Written exercise ▸ Everything in the listing except the pictures should be written out exactly.

Exercise material ▸
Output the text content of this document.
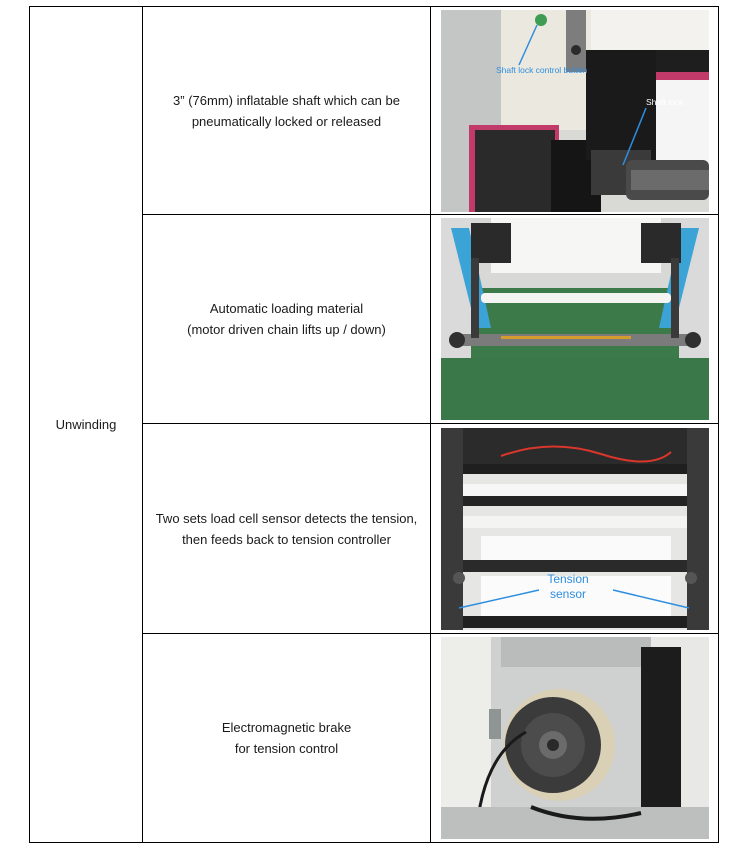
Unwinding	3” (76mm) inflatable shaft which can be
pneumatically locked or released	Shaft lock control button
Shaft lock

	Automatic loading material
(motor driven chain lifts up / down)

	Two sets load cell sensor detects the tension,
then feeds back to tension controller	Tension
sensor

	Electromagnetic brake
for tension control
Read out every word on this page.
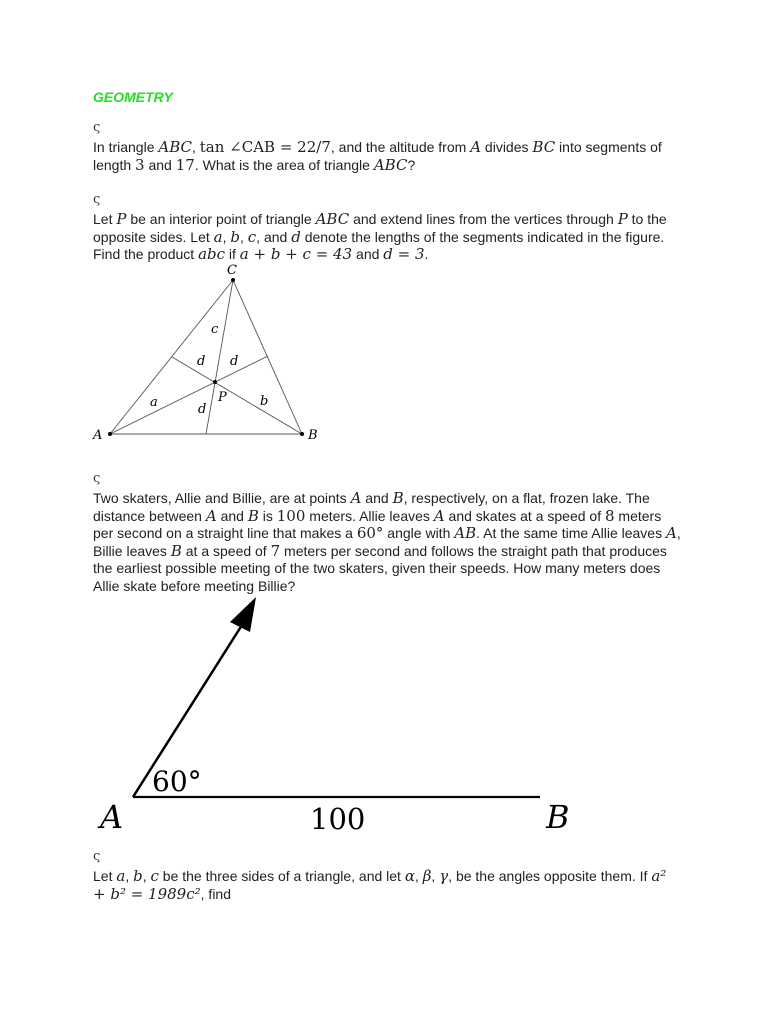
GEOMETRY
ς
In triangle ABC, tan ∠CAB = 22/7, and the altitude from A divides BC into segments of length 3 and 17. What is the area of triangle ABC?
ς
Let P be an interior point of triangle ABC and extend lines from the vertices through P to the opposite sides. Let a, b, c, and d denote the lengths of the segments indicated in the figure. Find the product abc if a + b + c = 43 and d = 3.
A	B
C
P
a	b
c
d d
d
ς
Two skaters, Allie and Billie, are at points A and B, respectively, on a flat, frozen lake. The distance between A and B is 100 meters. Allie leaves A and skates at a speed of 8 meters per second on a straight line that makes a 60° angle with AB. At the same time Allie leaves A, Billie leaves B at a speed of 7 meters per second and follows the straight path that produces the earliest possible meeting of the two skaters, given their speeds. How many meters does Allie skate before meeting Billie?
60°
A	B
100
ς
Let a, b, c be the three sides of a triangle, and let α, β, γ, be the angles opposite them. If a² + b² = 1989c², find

Task result ▸
Output the text content of this document.
Unwinding	3” (76mm) inflatable shaft which can be
pneumatically locked or released	Shaft lock control button
Shaft lock

	Automatic loading material
(motor driven chain lifts up / down)

	Two sets load cell sensor detects the tension,
then feeds back to tension controller	Tension
sensor

	Electromagnetic brake
for tension control
Read out every word on this page.
GEOMETRY
ς
In triangle ABC, tan ∠CAB = 22/7, and the altitude from A divides BC into segments of length 3 and 17. What is the area of triangle ABC?
ς
Let P be an interior point of triangle ABC and extend lines from the vertices through P to the opposite sides. Let a, b, c, and d denote the lengths of the segments indicated in the figure. Find the product abc if a + b + c = 43 and d = 3.
A	B
C
P
a	b
c
d d
d
ς
Two skaters, Allie and Billie, are at points A and B, respectively, on a flat, frozen lake. The distance between A and B is 100 meters. Allie leaves A and skates at a speed of 8 meters per second on a straight line that makes a 60° angle with AB. At the same time Allie leaves A, Billie leaves B at a speed of 7 meters per second and follows the straight path that produces the earliest possible meeting of the two skaters, given their speeds. How many meters does Allie skate before meeting Billie?
60°
A	B
100
ς
Let a, b, c be the three sides of a triangle, and let α, β, γ, be the angles opposite them. If a² + b² = 1989c², find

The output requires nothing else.